Problem - Omit the pictures, please, and give each record below again exactly.
● ● ●
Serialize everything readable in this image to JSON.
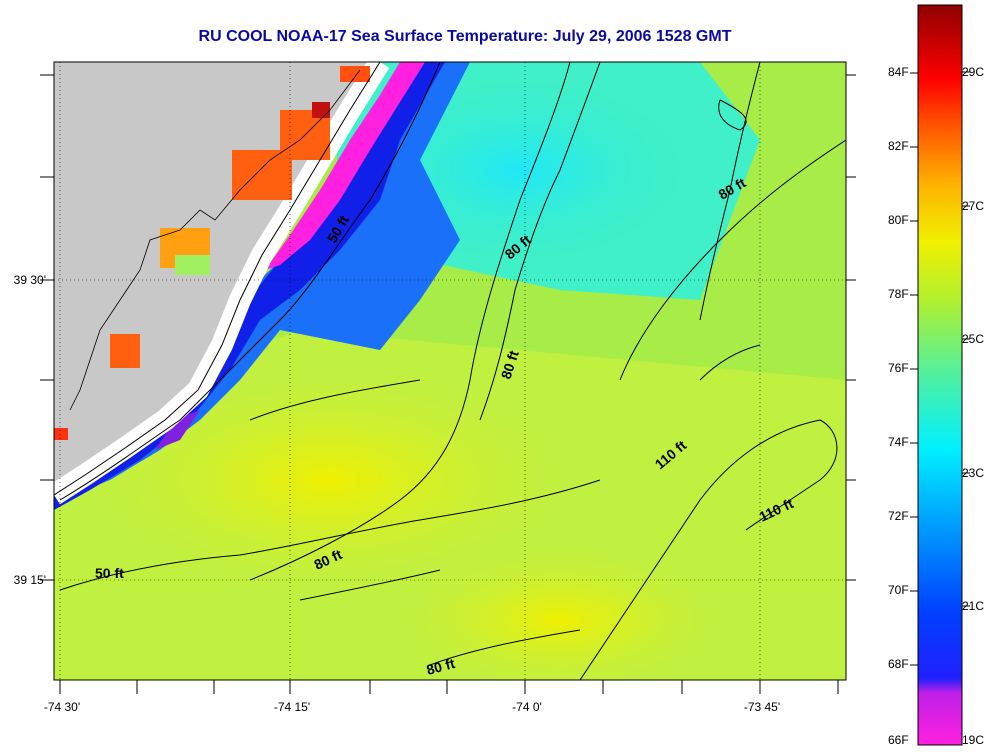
{
  "title": "RU COOL  NOAA-17  Sea Surface Temperature:  July 29, 2006 1528 GMT",
  "map": {
    "lon_labels": [
      "-74 30'",
      "-74 15'",
      "-74 0'",
      "-73 45'"
    ],
    "lat_labels": [
      "39 30'",
      "39 15'"
    ],
    "depth_labels": [
      "50 ft",
      "80 ft",
      "80 ft",
      "80 ft",
      "80 ft",
      "110 ft",
      "110 ft",
      "50 ft",
      "80 ft"
    ],
    "colors": {
      "land": "#c8c8c8",
      "ocean_yellow": "#d8f030",
      "ocean_green": "#90e850",
      "ocean_cyan": "#30e0f0",
      "ocean_blue": "#1060f0",
      "coastal_blue": "#1010e0",
      "magenta": "#ff20e0",
      "hot": "#ff6010"
    }
  },
  "colorbar": {
    "f_labels": [
      "84F",
      "82F",
      "80F",
      "78F",
      "76F",
      "74F",
      "72F",
      "70F",
      "68F",
      "66F"
    ],
    "c_labels": [
      "29C",
      "27C",
      "25C",
      "23C",
      "21C",
      "19C"
    ],
    "stops": [
      "#ff20e0",
      "#8020e0",
      "#0000ff",
      "#0090ff",
      "#00f0ff",
      "#40f0a0",
      "#a0f040",
      "#f0f000",
      "#ffa000",
      "#ff2000",
      "#900000"
    ]
  }
}
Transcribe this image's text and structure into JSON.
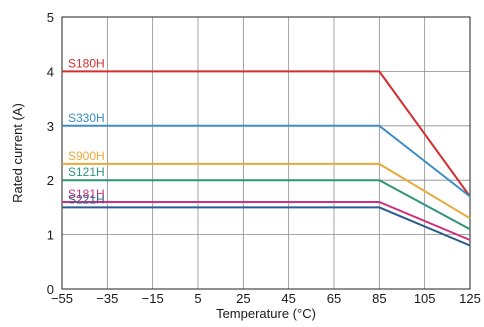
{
  "chart_data": {
    "type": "line",
    "xlabel": "Temperature (°C)",
    "ylabel": "Rated current (A)",
    "xlim": [
      -55,
      125
    ],
    "ylim": [
      0,
      5
    ],
    "x_ticks": [
      "−55",
      "−35",
      "−15",
      "5",
      "25",
      "45",
      "65",
      "85",
      "105",
      "125"
    ],
    "y_ticks": [
      "0",
      "1",
      "2",
      "3",
      "4",
      "5"
    ],
    "grid": true,
    "series": [
      {
        "name": "S180H",
        "color": "#d32f2f",
        "x": [
          -55,
          85,
          125
        ],
        "y": [
          4.0,
          4.0,
          1.7
        ]
      },
      {
        "name": "S330H",
        "color": "#3b8dc4",
        "x": [
          -55,
          85,
          125
        ],
        "y": [
          3.0,
          3.0,
          1.7
        ]
      },
      {
        "name": "S900H",
        "color": "#e8a83a",
        "x": [
          -55,
          85,
          125
        ],
        "y": [
          2.3,
          2.3,
          1.3
        ]
      },
      {
        "name": "S121H",
        "color": "#2e9577",
        "x": [
          -55,
          85,
          125
        ],
        "y": [
          2.0,
          2.0,
          1.1
        ]
      },
      {
        "name": "S181H",
        "color": "#d0307a",
        "x": [
          -55,
          85,
          125
        ],
        "y": [
          1.6,
          1.6,
          0.9
        ]
      },
      {
        "name": "S221H",
        "color": "#2b5b8f",
        "x": [
          -55,
          85,
          125
        ],
        "y": [
          1.5,
          1.5,
          0.8
        ]
      }
    ]
  }
}
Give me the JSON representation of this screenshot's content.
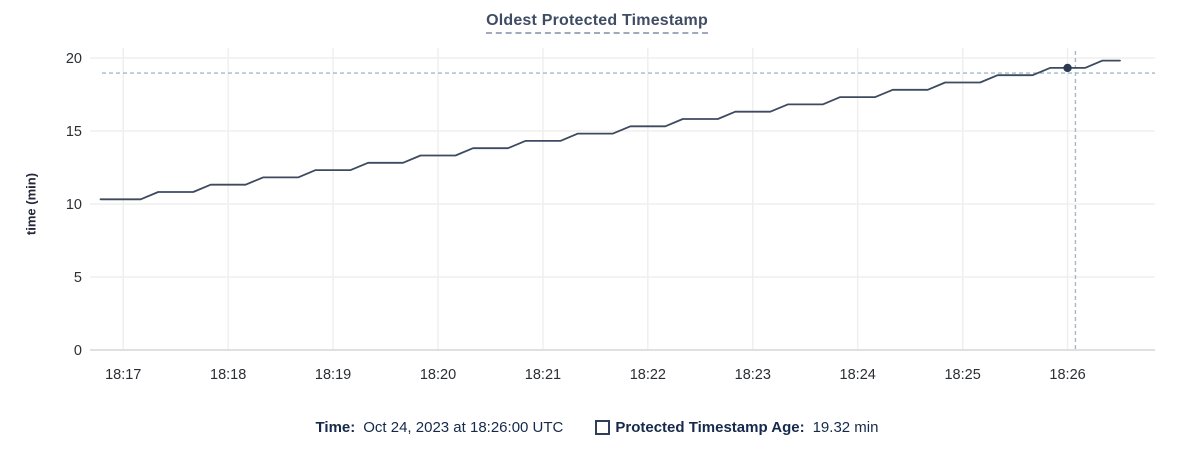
{
  "title": {
    "text": "Oldest Protected Timestamp"
  },
  "colors": {
    "line": "#3e4a60",
    "point": "#2c3a52",
    "crosshair": "#a2bac6",
    "grid": "#efefef",
    "axis": "#e0e0e0",
    "tick_text": "#2b2e33",
    "title_text": "#3f4c63",
    "legend_text": "#16294b"
  },
  "chart_data": {
    "type": "line",
    "title": "Oldest Protected Timestamp",
    "xlabel": "",
    "ylabel": "time (min)",
    "ylim": [
      0,
      20
    ],
    "yticks": [
      0,
      5,
      10,
      15,
      20
    ],
    "grid": true,
    "legend_position": "bottom",
    "x_unit": "seconds since 18:17:00",
    "x_domain_seconds": [
      -19,
      590
    ],
    "xticks": [
      {
        "t": 0,
        "label": "18:17"
      },
      {
        "t": 60,
        "label": "18:18"
      },
      {
        "t": 120,
        "label": "18:19"
      },
      {
        "t": 180,
        "label": "18:20"
      },
      {
        "t": 240,
        "label": "18:21"
      },
      {
        "t": 300,
        "label": "18:22"
      },
      {
        "t": 360,
        "label": "18:23"
      },
      {
        "t": 420,
        "label": "18:24"
      },
      {
        "t": 480,
        "label": "18:25"
      },
      {
        "t": 540,
        "label": "18:26"
      }
    ],
    "series": [
      {
        "name": "Protected Timestamp Age",
        "unit": "min",
        "points": [
          [
            -13,
            10.32
          ],
          [
            0,
            10.32
          ],
          [
            10,
            10.32
          ],
          [
            20,
            10.82
          ],
          [
            30,
            10.82
          ],
          [
            40,
            10.82
          ],
          [
            50,
            11.32
          ],
          [
            60,
            11.32
          ],
          [
            70,
            11.32
          ],
          [
            80,
            11.82
          ],
          [
            90,
            11.82
          ],
          [
            100,
            11.82
          ],
          [
            110,
            12.32
          ],
          [
            120,
            12.32
          ],
          [
            130,
            12.32
          ],
          [
            140,
            12.82
          ],
          [
            150,
            12.82
          ],
          [
            160,
            12.82
          ],
          [
            170,
            13.32
          ],
          [
            180,
            13.32
          ],
          [
            190,
            13.32
          ],
          [
            200,
            13.82
          ],
          [
            210,
            13.82
          ],
          [
            220,
            13.82
          ],
          [
            230,
            14.32
          ],
          [
            240,
            14.32
          ],
          [
            250,
            14.32
          ],
          [
            260,
            14.82
          ],
          [
            270,
            14.82
          ],
          [
            280,
            14.82
          ],
          [
            290,
            15.32
          ],
          [
            300,
            15.32
          ],
          [
            310,
            15.32
          ],
          [
            320,
            15.82
          ],
          [
            330,
            15.82
          ],
          [
            340,
            15.82
          ],
          [
            350,
            16.32
          ],
          [
            360,
            16.32
          ],
          [
            370,
            16.32
          ],
          [
            380,
            16.82
          ],
          [
            390,
            16.82
          ],
          [
            400,
            16.82
          ],
          [
            410,
            17.32
          ],
          [
            420,
            17.32
          ],
          [
            430,
            17.32
          ],
          [
            440,
            17.82
          ],
          [
            450,
            17.82
          ],
          [
            460,
            17.82
          ],
          [
            470,
            18.32
          ],
          [
            480,
            18.32
          ],
          [
            490,
            18.32
          ],
          [
            500,
            18.82
          ],
          [
            510,
            18.82
          ],
          [
            520,
            18.82
          ],
          [
            530,
            19.32
          ],
          [
            540,
            19.32
          ],
          [
            550,
            19.32
          ],
          [
            560,
            19.82
          ],
          [
            570,
            19.82
          ]
        ]
      }
    ],
    "hover_point": {
      "t": 540,
      "value": 19.32
    },
    "crosshair": {
      "t": 544.5,
      "value": 18.97
    }
  },
  "legend": {
    "time_label": "Time:",
    "time_value": "Oct 24, 2023 at 18:26:00 UTC",
    "series_label": "Protected Timestamp Age:",
    "series_value": "19.32 min"
  }
}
● ● ●
Response for this exercise -
Serialize everything readable in this image to JSON.
{
  "title": "RU COOL  NOAA-17  Sea Surface Temperature:  July 29, 2006 1528 GMT",
  "map": {
    "lon_labels": [
      "-74 30'",
      "-74 15'",
      "-74 0'",
      "-73 45'"
    ],
    "lat_labels": [
      "39 30'",
      "39 15'"
    ],
    "depth_labels": [
      "50 ft",
      "80 ft",
      "80 ft",
      "80 ft",
      "80 ft",
      "110 ft",
      "110 ft",
      "50 ft",
      "80 ft"
    ],
    "colors": {
      "land": "#c8c8c8",
      "ocean_yellow": "#d8f030",
      "ocean_green": "#90e850",
      "ocean_cyan": "#30e0f0",
      "ocean_blue": "#1060f0",
      "coastal_blue": "#1010e0",
      "magenta": "#ff20e0",
      "hot": "#ff6010"
    }
  },
  "colorbar": {
    "f_labels": [
      "84F",
      "82F",
      "80F",
      "78F",
      "76F",
      "74F",
      "72F",
      "70F",
      "68F",
      "66F"
    ],
    "c_labels": [
      "29C",
      "27C",
      "25C",
      "23C",
      "21C",
      "19C"
    ],
    "stops": [
      "#ff20e0",
      "#8020e0",
      "#0000ff",
      "#0090ff",
      "#00f0ff",
      "#40f0a0",
      "#a0f040",
      "#f0f000",
      "#ffa000",
      "#ff2000",
      "#900000"
    ]
  }
}
Transcribe this image's text and structure into JSON.
{
  "chart_data": {
    "type": "line",
    "xlabel": "Temperature (°C)",
    "ylabel": "Rated current (A)",
    "xlim": [
      -55,
      125
    ],
    "ylim": [
      0,
      5
    ],
    "x_ticks": [
      "−55",
      "−35",
      "−15",
      "5",
      "25",
      "45",
      "65",
      "85",
      "105",
      "125"
    ],
    "y_ticks": [
      "0",
      "1",
      "2",
      "3",
      "4",
      "5"
    ],
    "grid": true,
    "series": [
      {
        "name": "S180H",
        "color": "#d32f2f",
        "x": [
          -55,
          85,
          125
        ],
        "y": [
          4.0,
          4.0,
          1.7
        ]
      },
      {
        "name": "S330H",
        "color": "#3b8dc4",
        "x": [
          -55,
          85,
          125
        ],
        "y": [
          3.0,
          3.0,
          1.7
        ]
      },
      {
        "name": "S900H",
        "color": "#e8a83a",
        "x": [
          -55,
          85,
          125
        ],
        "y": [
          2.3,
          2.3,
          1.3
        ]
      },
      {
        "name": "S121H",
        "color": "#2e9577",
        "x": [
          -55,
          85,
          125
        ],
        "y": [
          2.0,
          2.0,
          1.1
        ]
      },
      {
        "name": "S181H",
        "color": "#d0307a",
        "x": [
          -55,
          85,
          125
        ],
        "y": [
          1.6,
          1.6,
          0.9
        ]
      },
      {
        "name": "S221H",
        "color": "#2b5b8f",
        "x": [
          -55,
          85,
          125
        ],
        "y": [
          1.5,
          1.5,
          0.8
        ]
      }
    ]
  }
}
Give me the JSON representation of this screenshot's content.
{
  "title": {
    "text": "Oldest Protected Timestamp"
  },
  "colors": {
    "line": "#3e4a60",
    "point": "#2c3a52",
    "crosshair": "#a2bac6",
    "grid": "#efefef",
    "axis": "#e0e0e0",
    "tick_text": "#2b2e33",
    "title_text": "#3f4c63",
    "legend_text": "#16294b"
  },
  "chart_data": {
    "type": "line",
    "title": "Oldest Protected Timestamp",
    "xlabel": "",
    "ylabel": "time (min)",
    "ylim": [
      0,
      20
    ],
    "yticks": [
      0,
      5,
      10,
      15,
      20
    ],
    "grid": true,
    "legend_position": "bottom",
    "x_unit": "seconds since 18:17:00",
    "x_domain_seconds": [
      -19,
      590
    ],
    "xticks": [
      {
        "t": 0,
        "label": "18:17"
      },
      {
        "t": 60,
        "label": "18:18"
      },
      {
        "t": 120,
        "label": "18:19"
      },
      {
        "t": 180,
        "label": "18:20"
      },
      {
        "t": 240,
        "label": "18:21"
      },
      {
        "t": 300,
        "label": "18:22"
      },
      {
        "t": 360,
        "label": "18:23"
      },
      {
        "t": 420,
        "label": "18:24"
      },
      {
        "t": 480,
        "label": "18:25"
      },
      {
        "t": 540,
        "label": "18:26"
      }
    ],
    "series": [
      {
        "name": "Protected Timestamp Age",
        "unit": "min",
        "points": [
          [
            -13,
            10.32
          ],
          [
            0,
            10.32
          ],
          [
            10,
            10.32
          ],
          [
            20,
            10.82
          ],
          [
            30,
            10.82
          ],
          [
            40,
            10.82
          ],
          [
            50,
            11.32
          ],
          [
            60,
            11.32
          ],
          [
            70,
            11.32
          ],
          [
            80,
            11.82
          ],
          [
            90,
            11.82
          ],
          [
            100,
            11.82
          ],
          [
            110,
            12.32
          ],
          [
            120,
            12.32
          ],
          [
            130,
            12.32
          ],
          [
            140,
            12.82
          ],
          [
            150,
            12.82
          ],
          [
            160,
            12.82
          ],
          [
            170,
            13.32
          ],
          [
            180,
            13.32
          ],
          [
            190,
            13.32
          ],
          [
            200,
            13.82
          ],
          [
            210,
            13.82
          ],
          [
            220,
            13.82
          ],
          [
            230,
            14.32
          ],
          [
            240,
            14.32
          ],
          [
            250,
            14.32
          ],
          [
            260,
            14.82
          ],
          [
            270,
            14.82
          ],
          [
            280,
            14.82
          ],
          [
            290,
            15.32
          ],
          [
            300,
            15.32
          ],
          [
            310,
            15.32
          ],
          [
            320,
            15.82
          ],
          [
            330,
            15.82
          ],
          [
            340,
            15.82
          ],
          [
            350,
            16.32
          ],
          [
            360,
            16.32
          ],
          [
            370,
            16.32
          ],
          [
            380,
            16.82
          ],
          [
            390,
            16.82
          ],
          [
            400,
            16.82
          ],
          [
            410,
            17.32
          ],
          [
            420,
            17.32
          ],
          [
            430,
            17.32
          ],
          [
            440,
            17.82
          ],
          [
            450,
            17.82
          ],
          [
            460,
            17.82
          ],
          [
            470,
            18.32
          ],
          [
            480,
            18.32
          ],
          [
            490,
            18.32
          ],
          [
            500,
            18.82
          ],
          [
            510,
            18.82
          ],
          [
            520,
            18.82
          ],
          [
            530,
            19.32
          ],
          [
            540,
            19.32
          ],
          [
            550,
            19.32
          ],
          [
            560,
            19.82
          ],
          [
            570,
            19.82
          ]
        ]
      }
    ],
    "hover_point": {
      "t": 540,
      "value": 19.32
    },
    "crosshair": {
      "t": 544.5,
      "value": 18.97
    }
  },
  "legend": {
    "time_label": "Time:",
    "time_value": "Oct 24, 2023 at 18:26:00 UTC",
    "series_label": "Protected Timestamp Age:",
    "series_value": "19.32 min"
  }
}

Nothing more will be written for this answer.